** start of DATA FOR THE TASK **

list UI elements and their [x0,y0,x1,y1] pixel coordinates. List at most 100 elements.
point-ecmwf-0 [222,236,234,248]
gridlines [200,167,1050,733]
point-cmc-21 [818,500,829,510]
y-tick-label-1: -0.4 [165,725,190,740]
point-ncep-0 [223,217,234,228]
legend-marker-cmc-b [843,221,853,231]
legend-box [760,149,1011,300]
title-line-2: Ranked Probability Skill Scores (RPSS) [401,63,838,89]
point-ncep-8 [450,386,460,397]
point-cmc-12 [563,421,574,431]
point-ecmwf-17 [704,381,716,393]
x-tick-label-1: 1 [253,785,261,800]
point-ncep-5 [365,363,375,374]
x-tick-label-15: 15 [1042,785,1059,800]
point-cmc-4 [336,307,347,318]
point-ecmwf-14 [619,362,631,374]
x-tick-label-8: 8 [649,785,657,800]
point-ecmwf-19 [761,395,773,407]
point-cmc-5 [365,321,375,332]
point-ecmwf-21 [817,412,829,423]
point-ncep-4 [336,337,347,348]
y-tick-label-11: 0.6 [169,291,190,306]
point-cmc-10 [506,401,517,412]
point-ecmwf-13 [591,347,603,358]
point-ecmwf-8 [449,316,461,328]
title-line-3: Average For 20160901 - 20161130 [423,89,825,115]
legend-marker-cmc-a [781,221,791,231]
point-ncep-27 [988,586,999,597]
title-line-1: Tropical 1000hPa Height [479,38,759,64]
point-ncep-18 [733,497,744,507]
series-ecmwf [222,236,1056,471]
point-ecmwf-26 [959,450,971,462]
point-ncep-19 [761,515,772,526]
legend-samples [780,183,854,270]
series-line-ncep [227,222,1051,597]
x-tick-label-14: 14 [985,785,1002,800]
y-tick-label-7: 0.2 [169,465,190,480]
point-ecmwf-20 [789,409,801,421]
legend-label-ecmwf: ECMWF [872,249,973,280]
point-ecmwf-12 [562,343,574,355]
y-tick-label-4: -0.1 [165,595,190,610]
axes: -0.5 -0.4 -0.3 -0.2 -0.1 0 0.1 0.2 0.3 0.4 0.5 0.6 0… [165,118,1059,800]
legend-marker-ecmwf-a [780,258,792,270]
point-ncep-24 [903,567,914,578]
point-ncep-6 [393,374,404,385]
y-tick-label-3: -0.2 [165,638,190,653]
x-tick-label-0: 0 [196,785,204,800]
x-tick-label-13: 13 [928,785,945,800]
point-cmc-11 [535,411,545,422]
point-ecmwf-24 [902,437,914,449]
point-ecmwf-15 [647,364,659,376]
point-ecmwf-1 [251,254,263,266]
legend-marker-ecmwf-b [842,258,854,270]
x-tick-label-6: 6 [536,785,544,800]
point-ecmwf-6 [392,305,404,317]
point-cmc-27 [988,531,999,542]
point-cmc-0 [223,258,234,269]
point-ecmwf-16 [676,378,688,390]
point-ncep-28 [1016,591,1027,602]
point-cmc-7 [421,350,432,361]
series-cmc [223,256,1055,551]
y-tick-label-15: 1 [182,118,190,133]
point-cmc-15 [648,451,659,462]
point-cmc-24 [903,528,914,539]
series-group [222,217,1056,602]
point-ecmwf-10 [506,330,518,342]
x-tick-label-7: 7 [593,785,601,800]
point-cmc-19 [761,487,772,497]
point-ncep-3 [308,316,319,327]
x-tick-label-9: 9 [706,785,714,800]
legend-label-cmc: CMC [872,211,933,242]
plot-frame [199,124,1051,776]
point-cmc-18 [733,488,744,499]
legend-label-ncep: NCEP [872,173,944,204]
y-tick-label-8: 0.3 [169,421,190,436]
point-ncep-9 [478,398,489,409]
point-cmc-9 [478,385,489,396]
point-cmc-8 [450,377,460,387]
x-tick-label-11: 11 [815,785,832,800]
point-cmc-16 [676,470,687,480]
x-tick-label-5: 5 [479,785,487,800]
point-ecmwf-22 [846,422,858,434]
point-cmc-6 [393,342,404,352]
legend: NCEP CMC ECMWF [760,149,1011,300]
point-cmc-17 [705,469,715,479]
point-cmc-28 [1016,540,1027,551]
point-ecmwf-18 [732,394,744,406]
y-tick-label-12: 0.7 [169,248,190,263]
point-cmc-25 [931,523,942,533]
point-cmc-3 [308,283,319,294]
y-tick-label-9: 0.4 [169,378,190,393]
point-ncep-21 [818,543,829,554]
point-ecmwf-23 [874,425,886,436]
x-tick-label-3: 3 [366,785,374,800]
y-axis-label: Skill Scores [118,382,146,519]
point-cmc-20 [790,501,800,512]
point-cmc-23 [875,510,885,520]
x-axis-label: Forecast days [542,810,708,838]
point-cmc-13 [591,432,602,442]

** end of DATA FOR THE TASK **

WHAT YOU ARE ASKED TO DO »
Reproduce every line of the listing above word for word, with nothing altered.

RESULT »
list UI elements and their [x0,y0,x1,y1] pixel coordinates. List at most 100 elements.
point-ecmwf-0 [222,236,234,248]
gridlines [200,167,1050,733]
point-cmc-21 [818,500,829,510]
y-tick-label-1: -0.4 [165,725,190,740]
point-ncep-0 [223,217,234,228]
legend-marker-cmc-b [843,221,853,231]
legend-box [760,149,1011,300]
title-line-2: Ranked Probability Skill Scores (RPSS) [401,63,838,89]
point-ncep-8 [450,386,460,397]
point-cmc-12 [563,421,574,431]
point-ecmwf-17 [704,381,716,393]
x-tick-label-1: 1 [253,785,261,800]
point-ncep-5 [365,363,375,374]
x-tick-label-15: 15 [1042,785,1059,800]
point-cmc-4 [336,307,347,318]
point-ecmwf-14 [619,362,631,374]
x-tick-label-8: 8 [649,785,657,800]
point-ecmwf-19 [761,395,773,407]
point-cmc-5 [365,321,375,332]
point-ecmwf-21 [817,412,829,423]
point-ncep-4 [336,337,347,348]
y-tick-label-11: 0.6 [169,291,190,306]
point-cmc-10 [506,401,517,412]
point-ecmwf-13 [591,347,603,358]
point-ecmwf-8 [449,316,461,328]
title-line-3: Average For 20160901 - 20161130 [423,89,825,115]
legend-marker-cmc-a [781,221,791,231]
point-ncep-27 [988,586,999,597]
title-line-1: Tropical 1000hPa Height [479,38,759,64]
point-ncep-18 [733,497,744,507]
series-ecmwf [222,236,1056,471]
point-ecmwf-26 [959,450,971,462]
point-ncep-19 [761,515,772,526]
legend-samples [780,183,854,270]
series-line-ncep [227,222,1051,597]
x-tick-label-14: 14 [985,785,1002,800]
y-tick-label-7: 0.2 [169,465,190,480]
point-ecmwf-20 [789,409,801,421]
legend-label-ecmwf: ECMWF [872,249,973,280]
point-ecmwf-12 [562,343,574,355]
y-tick-label-4: -0.1 [165,595,190,610]
axes: -0.5 -0.4 -0.3 -0.2 -0.1 0 0.1 0.2 0.3 0.4 0.5 0.6 0… [165,118,1059,800]
legend-marker-ecmwf-a [780,258,792,270]
point-ncep-24 [903,567,914,578]
point-ncep-6 [393,374,404,385]
y-tick-label-3: -0.2 [165,638,190,653]
x-tick-label-0: 0 [196,785,204,800]
x-tick-label-13: 13 [928,785,945,800]
point-cmc-11 [535,411,545,422]
point-ecmwf-24 [902,437,914,449]
point-ecmwf-15 [647,364,659,376]
point-ecmwf-1 [251,254,263,266]
legend-marker-ecmwf-b [842,258,854,270]
x-tick-label-6: 6 [536,785,544,800]
point-ecmwf-6 [392,305,404,317]
point-cmc-27 [988,531,999,542]
point-cmc-0 [223,258,234,269]
point-ecmwf-16 [676,378,688,390]
point-ncep-28 [1016,591,1027,602]
point-cmc-7 [421,350,432,361]
series-cmc [223,256,1055,551]
y-tick-label-15: 1 [182,118,190,133]
point-cmc-15 [648,451,659,462]
point-cmc-24 [903,528,914,539]
series-group [222,217,1056,602]
point-ecmwf-10 [506,330,518,342]
x-tick-label-7: 7 [593,785,601,800]
point-cmc-19 [761,487,772,497]
point-ncep-3 [308,316,319,327]
x-tick-label-9: 9 [706,785,714,800]
legend-label-cmc: CMC [872,211,933,242]
plot-frame [199,124,1051,776]
point-cmc-18 [733,488,744,499]
legend-label-ncep: NCEP [872,173,944,204]
y-tick-label-8: 0.3 [169,421,190,436]
point-ncep-9 [478,398,489,409]
point-cmc-9 [478,385,489,396]
point-cmc-8 [450,377,460,387]
x-tick-label-11: 11 [815,785,832,800]
point-cmc-16 [676,470,687,480]
x-tick-label-5: 5 [479,785,487,800]
point-ecmwf-22 [846,422,858,434]
point-cmc-6 [393,342,404,352]
legend: NCEP CMC ECMWF [760,149,1011,300]
point-cmc-17 [705,469,715,479]
point-cmc-28 [1016,540,1027,551]
point-ecmwf-18 [732,394,744,406]
y-tick-label-12: 0.7 [169,248,190,263]
point-cmc-25 [931,523,942,533]
point-cmc-3 [308,283,319,294]
y-tick-label-9: 0.4 [169,378,190,393]
point-ncep-21 [818,543,829,554]
point-ecmwf-23 [874,425,886,436]
x-tick-label-3: 3 [366,785,374,800]
y-axis-label: Skill Scores [118,382,146,519]
point-cmc-20 [790,501,800,512]
point-cmc-23 [875,510,885,520]
x-axis-label: Forecast days [542,810,708,838]
point-cmc-13 [591,432,602,442]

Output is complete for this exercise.